* WHAT YOU WILL DO: Gather the lines from the material that contain "text".

* Stored data entries:
+++
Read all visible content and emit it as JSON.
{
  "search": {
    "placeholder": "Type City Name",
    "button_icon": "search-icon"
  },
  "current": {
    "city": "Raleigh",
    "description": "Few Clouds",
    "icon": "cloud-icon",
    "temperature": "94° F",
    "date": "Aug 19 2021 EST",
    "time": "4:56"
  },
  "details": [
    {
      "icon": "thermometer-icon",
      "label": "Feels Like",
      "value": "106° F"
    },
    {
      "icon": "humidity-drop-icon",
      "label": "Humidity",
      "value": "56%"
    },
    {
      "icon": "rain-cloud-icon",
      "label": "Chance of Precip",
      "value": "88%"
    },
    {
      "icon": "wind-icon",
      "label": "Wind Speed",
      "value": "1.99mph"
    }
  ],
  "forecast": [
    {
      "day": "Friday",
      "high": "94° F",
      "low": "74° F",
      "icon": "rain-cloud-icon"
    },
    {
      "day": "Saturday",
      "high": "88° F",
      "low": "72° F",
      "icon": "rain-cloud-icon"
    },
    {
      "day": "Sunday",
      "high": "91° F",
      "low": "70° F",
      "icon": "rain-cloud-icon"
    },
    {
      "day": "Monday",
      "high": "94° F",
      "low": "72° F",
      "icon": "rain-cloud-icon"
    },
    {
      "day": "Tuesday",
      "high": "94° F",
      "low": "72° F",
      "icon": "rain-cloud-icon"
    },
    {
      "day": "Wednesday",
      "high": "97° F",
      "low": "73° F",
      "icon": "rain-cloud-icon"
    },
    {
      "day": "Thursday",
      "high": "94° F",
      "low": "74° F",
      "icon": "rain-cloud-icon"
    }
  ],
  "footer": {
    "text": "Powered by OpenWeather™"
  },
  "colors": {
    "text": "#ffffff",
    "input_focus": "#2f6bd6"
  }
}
+++
* EXERCISE ANSWER:
    "text": "Powered by OpenWeather™"
    "text": "#ffffff",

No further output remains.